GOAL: The records below are to be quoted in full; please keep every word exact.

AVAILABLE RECORDS:

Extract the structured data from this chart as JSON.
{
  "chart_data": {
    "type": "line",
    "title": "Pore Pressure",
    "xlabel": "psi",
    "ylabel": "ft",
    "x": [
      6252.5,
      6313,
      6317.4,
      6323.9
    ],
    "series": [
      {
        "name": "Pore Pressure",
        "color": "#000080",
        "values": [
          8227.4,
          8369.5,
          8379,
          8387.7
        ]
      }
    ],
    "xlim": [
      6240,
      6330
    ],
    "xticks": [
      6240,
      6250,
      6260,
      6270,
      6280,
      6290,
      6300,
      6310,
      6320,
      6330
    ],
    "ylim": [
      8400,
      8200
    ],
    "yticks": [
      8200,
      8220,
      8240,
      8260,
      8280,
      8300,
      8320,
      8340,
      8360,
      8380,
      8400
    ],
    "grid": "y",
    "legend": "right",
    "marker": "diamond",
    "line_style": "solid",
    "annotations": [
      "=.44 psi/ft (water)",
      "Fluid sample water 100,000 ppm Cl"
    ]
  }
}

SOLUTION:
Extract the structured data from this chart as JSON.
{
  "chart_data": {
    "type": "line",
    "title": "Pore Pressure",
    "xlabel": "psi",
    "ylabel": "ft",
    "x": [
      6252.5,
      6313,
      6317.4,
      6323.9
    ],
    "series": [
      {
        "name": "Pore Pressure",
        "color": "#000080",
        "values": [
          8227.4,
          8369.5,
          8379,
          8387.7
        ]
      }
    ],
    "xlim": [
      6240,
      6330
    ],
    "xticks": [
      6240,
      6250,
      6260,
      6270,
      6280,
      6290,
      6300,
      6310,
      6320,
      6330
    ],
    "ylim": [
      8400,
      8200
    ],
    "yticks": [
      8200,
      8220,
      8240,
      8260,
      8280,
      8300,
      8320,
      8340,
      8360,
      8380,
      8400
    ],
    "grid": "y",
    "legend": "right",
    "marker": "diamond",
    "line_style": "solid",
    "annotations": [
      "=.44 psi/ft (water)",
      "Fluid sample water 100,000 ppm Cl"
    ]
  }
}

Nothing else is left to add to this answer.